## WHAT TO DO
Go through the records underneath and write each one out again exactly.

## SOURCE RECORDS
- - -

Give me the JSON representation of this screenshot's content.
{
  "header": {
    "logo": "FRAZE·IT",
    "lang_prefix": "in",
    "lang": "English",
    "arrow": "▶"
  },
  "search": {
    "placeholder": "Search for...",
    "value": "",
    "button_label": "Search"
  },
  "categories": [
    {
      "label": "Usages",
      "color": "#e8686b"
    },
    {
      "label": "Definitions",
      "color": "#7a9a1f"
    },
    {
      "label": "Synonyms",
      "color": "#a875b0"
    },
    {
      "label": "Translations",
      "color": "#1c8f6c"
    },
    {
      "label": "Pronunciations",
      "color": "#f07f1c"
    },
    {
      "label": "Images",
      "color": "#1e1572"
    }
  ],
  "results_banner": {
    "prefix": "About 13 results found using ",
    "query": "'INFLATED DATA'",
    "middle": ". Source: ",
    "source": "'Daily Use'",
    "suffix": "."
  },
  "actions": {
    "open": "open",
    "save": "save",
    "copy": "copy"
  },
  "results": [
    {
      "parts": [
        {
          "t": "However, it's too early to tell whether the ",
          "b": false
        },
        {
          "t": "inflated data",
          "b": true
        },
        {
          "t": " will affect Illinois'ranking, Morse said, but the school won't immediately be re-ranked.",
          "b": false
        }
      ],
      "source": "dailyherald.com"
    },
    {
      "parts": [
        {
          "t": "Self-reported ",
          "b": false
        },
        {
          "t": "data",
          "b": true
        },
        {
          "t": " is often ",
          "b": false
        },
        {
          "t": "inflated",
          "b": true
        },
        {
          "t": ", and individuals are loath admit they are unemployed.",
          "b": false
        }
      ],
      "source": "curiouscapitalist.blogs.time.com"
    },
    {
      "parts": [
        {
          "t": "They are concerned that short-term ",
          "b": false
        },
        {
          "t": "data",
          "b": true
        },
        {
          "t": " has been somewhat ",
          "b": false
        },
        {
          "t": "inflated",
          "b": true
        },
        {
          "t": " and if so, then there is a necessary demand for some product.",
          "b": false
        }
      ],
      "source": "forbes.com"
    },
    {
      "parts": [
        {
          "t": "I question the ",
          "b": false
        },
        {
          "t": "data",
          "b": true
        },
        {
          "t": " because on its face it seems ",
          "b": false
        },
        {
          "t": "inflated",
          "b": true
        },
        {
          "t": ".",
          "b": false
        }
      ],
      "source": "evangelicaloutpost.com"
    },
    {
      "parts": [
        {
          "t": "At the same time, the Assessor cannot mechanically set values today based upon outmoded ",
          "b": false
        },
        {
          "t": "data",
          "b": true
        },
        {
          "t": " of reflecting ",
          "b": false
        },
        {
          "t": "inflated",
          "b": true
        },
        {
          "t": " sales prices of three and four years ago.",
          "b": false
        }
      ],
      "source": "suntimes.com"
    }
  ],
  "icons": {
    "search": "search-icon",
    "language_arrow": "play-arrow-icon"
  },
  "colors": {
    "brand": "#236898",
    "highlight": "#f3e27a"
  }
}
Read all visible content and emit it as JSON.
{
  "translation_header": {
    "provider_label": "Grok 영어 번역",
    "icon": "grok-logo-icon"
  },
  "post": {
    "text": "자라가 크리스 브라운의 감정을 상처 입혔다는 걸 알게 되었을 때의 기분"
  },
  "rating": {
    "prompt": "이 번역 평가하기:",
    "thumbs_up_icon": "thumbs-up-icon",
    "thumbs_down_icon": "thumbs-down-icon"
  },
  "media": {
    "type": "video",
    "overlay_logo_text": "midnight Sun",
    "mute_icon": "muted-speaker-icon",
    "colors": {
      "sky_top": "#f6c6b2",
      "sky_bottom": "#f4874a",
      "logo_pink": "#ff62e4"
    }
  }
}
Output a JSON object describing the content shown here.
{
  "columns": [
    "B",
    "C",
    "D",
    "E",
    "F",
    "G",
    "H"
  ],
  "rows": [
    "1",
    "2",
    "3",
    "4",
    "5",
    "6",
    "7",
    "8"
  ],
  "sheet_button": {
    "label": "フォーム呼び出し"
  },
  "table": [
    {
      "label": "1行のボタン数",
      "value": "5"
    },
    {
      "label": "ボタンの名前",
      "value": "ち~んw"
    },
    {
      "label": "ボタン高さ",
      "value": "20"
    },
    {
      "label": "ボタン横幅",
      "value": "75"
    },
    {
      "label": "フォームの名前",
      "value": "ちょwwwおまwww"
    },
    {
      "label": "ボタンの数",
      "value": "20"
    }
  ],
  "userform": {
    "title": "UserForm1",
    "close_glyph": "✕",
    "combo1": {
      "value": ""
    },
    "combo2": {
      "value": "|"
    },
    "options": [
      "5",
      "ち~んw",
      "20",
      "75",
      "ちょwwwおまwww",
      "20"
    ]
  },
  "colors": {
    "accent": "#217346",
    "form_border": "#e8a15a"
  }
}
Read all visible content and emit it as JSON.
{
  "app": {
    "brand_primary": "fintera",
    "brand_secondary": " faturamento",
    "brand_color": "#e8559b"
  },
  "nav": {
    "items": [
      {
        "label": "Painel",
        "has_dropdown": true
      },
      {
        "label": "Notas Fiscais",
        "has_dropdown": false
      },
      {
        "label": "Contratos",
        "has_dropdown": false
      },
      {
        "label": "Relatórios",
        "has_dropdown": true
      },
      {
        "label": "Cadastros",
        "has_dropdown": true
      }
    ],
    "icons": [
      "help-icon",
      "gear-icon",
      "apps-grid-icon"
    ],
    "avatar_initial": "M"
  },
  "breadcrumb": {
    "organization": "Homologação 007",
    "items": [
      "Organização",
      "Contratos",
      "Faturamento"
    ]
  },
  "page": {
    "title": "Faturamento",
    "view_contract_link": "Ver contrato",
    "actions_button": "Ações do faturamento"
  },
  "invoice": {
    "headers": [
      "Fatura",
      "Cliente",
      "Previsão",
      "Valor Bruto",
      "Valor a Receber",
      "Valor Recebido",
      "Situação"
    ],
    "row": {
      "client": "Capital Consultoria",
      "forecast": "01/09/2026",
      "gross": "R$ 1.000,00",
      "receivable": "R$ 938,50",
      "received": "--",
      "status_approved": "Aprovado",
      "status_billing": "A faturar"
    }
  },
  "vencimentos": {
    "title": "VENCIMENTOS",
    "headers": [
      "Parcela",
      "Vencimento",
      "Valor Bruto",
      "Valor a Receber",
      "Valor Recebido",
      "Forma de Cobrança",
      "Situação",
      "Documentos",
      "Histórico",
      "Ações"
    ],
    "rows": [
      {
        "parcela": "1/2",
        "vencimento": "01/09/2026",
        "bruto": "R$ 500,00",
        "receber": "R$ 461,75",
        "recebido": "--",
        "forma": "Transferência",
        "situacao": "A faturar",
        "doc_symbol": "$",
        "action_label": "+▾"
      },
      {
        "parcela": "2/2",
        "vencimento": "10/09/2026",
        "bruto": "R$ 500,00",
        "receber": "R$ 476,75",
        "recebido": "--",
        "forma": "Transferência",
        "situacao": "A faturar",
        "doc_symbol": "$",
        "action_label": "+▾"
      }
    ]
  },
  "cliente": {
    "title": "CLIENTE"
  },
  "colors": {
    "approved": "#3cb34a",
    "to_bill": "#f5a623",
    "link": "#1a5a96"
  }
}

- - -

## SOLUTION TO THE PROBLEM
Give me the JSON representation of this screenshot's content.
{
  "header": {
    "logo": "FRAZE·IT",
    "lang_prefix": "in",
    "lang": "English",
    "arrow": "▶"
  },
  "search": {
    "placeholder": "Search for...",
    "value": "",
    "button_label": "Search"
  },
  "categories": [
    {
      "label": "Usages",
      "color": "#e8686b"
    },
    {
      "label": "Definitions",
      "color": "#7a9a1f"
    },
    {
      "label": "Synonyms",
      "color": "#a875b0"
    },
    {
      "label": "Translations",
      "color": "#1c8f6c"
    },
    {
      "label": "Pronunciations",
      "color": "#f07f1c"
    },
    {
      "label": "Images",
      "color": "#1e1572"
    }
  ],
  "results_banner": {
    "prefix": "About 13 results found using ",
    "query": "'INFLATED DATA'",
    "middle": ". Source: ",
    "source": "'Daily Use'",
    "suffix": "."
  },
  "actions": {
    "open": "open",
    "save": "save",
    "copy": "copy"
  },
  "results": [
    {
      "parts": [
        {
          "t": "However, it's too early to tell whether the ",
          "b": false
        },
        {
          "t": "inflated data",
          "b": true
        },
        {
          "t": " will affect Illinois'ranking, Morse said, but the school won't immediately be re-ranked.",
          "b": false
        }
      ],
      "source": "dailyherald.com"
    },
    {
      "parts": [
        {
          "t": "Self-reported ",
          "b": false
        },
        {
          "t": "data",
          "b": true
        },
        {
          "t": " is often ",
          "b": false
        },
        {
          "t": "inflated",
          "b": true
        },
        {
          "t": ", and individuals are loath admit they are unemployed.",
          "b": false
        }
      ],
      "source": "curiouscapitalist.blogs.time.com"
    },
    {
      "parts": [
        {
          "t": "They are concerned that short-term ",
          "b": false
        },
        {
          "t": "data",
          "b": true
        },
        {
          "t": " has been somewhat ",
          "b": false
        },
        {
          "t": "inflated",
          "b": true
        },
        {
          "t": " and if so, then there is a necessary demand for some product.",
          "b": false
        }
      ],
      "source": "forbes.com"
    },
    {
      "parts": [
        {
          "t": "I question the ",
          "b": false
        },
        {
          "t": "data",
          "b": true
        },
        {
          "t": " because on its face it seems ",
          "b": false
        },
        {
          "t": "inflated",
          "b": true
        },
        {
          "t": ".",
          "b": false
        }
      ],
      "source": "evangelicaloutpost.com"
    },
    {
      "parts": [
        {
          "t": "At the same time, the Assessor cannot mechanically set values today based upon outmoded ",
          "b": false
        },
        {
          "t": "data",
          "b": true
        },
        {
          "t": " of reflecting ",
          "b": false
        },
        {
          "t": "inflated",
          "b": true
        },
        {
          "t": " sales prices of three and four years ago.",
          "b": false
        }
      ],
      "source": "suntimes.com"
    }
  ],
  "icons": {
    "search": "search-icon",
    "language_arrow": "play-arrow-icon"
  },
  "colors": {
    "brand": "#236898",
    "highlight": "#f3e27a"
  }
}
Read all visible content and emit it as JSON.
{
  "translation_header": {
    "provider_label": "Grok 영어 번역",
    "icon": "grok-logo-icon"
  },
  "post": {
    "text": "자라가 크리스 브라운의 감정을 상처 입혔다는 걸 알게 되었을 때의 기분"
  },
  "rating": {
    "prompt": "이 번역 평가하기:",
    "thumbs_up_icon": "thumbs-up-icon",
    "thumbs_down_icon": "thumbs-down-icon"
  },
  "media": {
    "type": "video",
    "overlay_logo_text": "midnight Sun",
    "mute_icon": "muted-speaker-icon",
    "colors": {
      "sky_top": "#f6c6b2",
      "sky_bottom": "#f4874a",
      "logo_pink": "#ff62e4"
    }
  }
}
Output a JSON object describing the content shown here.
{
  "columns": [
    "B",
    "C",
    "D",
    "E",
    "F",
    "G",
    "H"
  ],
  "rows": [
    "1",
    "2",
    "3",
    "4",
    "5",
    "6",
    "7",
    "8"
  ],
  "sheet_button": {
    "label": "フォーム呼び出し"
  },
  "table": [
    {
      "label": "1行のボタン数",
      "value": "5"
    },
    {
      "label": "ボタンの名前",
      "value": "ち~んw"
    },
    {
      "label": "ボタン高さ",
      "value": "20"
    },
    {
      "label": "ボタン横幅",
      "value": "75"
    },
    {
      "label": "フォームの名前",
      "value": "ちょwwwおまwww"
    },
    {
      "label": "ボタンの数",
      "value": "20"
    }
  ],
  "userform": {
    "title": "UserForm1",
    "close_glyph": "✕",
    "combo1": {
      "value": ""
    },
    "combo2": {
      "value": "|"
    },
    "options": [
      "5",
      "ち~んw",
      "20",
      "75",
      "ちょwwwおまwww",
      "20"
    ]
  },
  "colors": {
    "accent": "#217346",
    "form_border": "#e8a15a"
  }
}
Read all visible content and emit it as JSON.
{
  "app": {
    "brand_primary": "fintera",
    "brand_secondary": " faturamento",
    "brand_color": "#e8559b"
  },
  "nav": {
    "items": [
      {
        "label": "Painel",
        "has_dropdown": true
      },
      {
        "label": "Notas Fiscais",
        "has_dropdown": false
      },
      {
        "label": "Contratos",
        "has_dropdown": false
      },
      {
        "label": "Relatórios",
        "has_dropdown": true
      },
      {
        "label": "Cadastros",
        "has_dropdown": true
      }
    ],
    "icons": [
      "help-icon",
      "gear-icon",
      "apps-grid-icon"
    ],
    "avatar_initial": "M"
  },
  "breadcrumb": {
    "organization": "Homologação 007",
    "items": [
      "Organização",
      "Contratos",
      "Faturamento"
    ]
  },
  "page": {
    "title": "Faturamento",
    "view_contract_link": "Ver contrato",
    "actions_button": "Ações do faturamento"
  },
  "invoice": {
    "headers": [
      "Fatura",
      "Cliente",
      "Previsão",
      "Valor Bruto",
      "Valor a Receber",
      "Valor Recebido",
      "Situação"
    ],
    "row": {
      "client": "Capital Consultoria",
      "forecast": "01/09/2026",
      "gross": "R$ 1.000,00",
      "receivable": "R$ 938,50",
      "received": "--",
      "status_approved": "Aprovado",
      "status_billing": "A faturar"
    }
  },
  "vencimentos": {
    "title": "VENCIMENTOS",
    "headers": [
      "Parcela",
      "Vencimento",
      "Valor Bruto",
      "Valor a Receber",
      "Valor Recebido",
      "Forma de Cobrança",
      "Situação",
      "Documentos",
      "Histórico",
      "Ações"
    ],
    "rows": [
      {
        "parcela": "1/2",
        "vencimento": "01/09/2026",
        "bruto": "R$ 500,00",
        "receber": "R$ 461,75",
        "recebido": "--",
        "forma": "Transferência",
        "situacao": "A faturar",
        "doc_symbol": "$",
        "action_label": "+▾"
      },
      {
        "parcela": "2/2",
        "vencimento": "10/09/2026",
        "bruto": "R$ 500,00",
        "receber": "R$ 476,75",
        "recebido": "--",
        "forma": "Transferência",
        "situacao": "A faturar",
        "doc_symbol": "$",
        "action_label": "+▾"
      }
    ]
  },
  "cliente": {
    "title": "CLIENTE"
  },
  "colors": {
    "approved": "#3cb34a",
    "to_bill": "#f5a623",
    "link": "#1a5a96"
  }
}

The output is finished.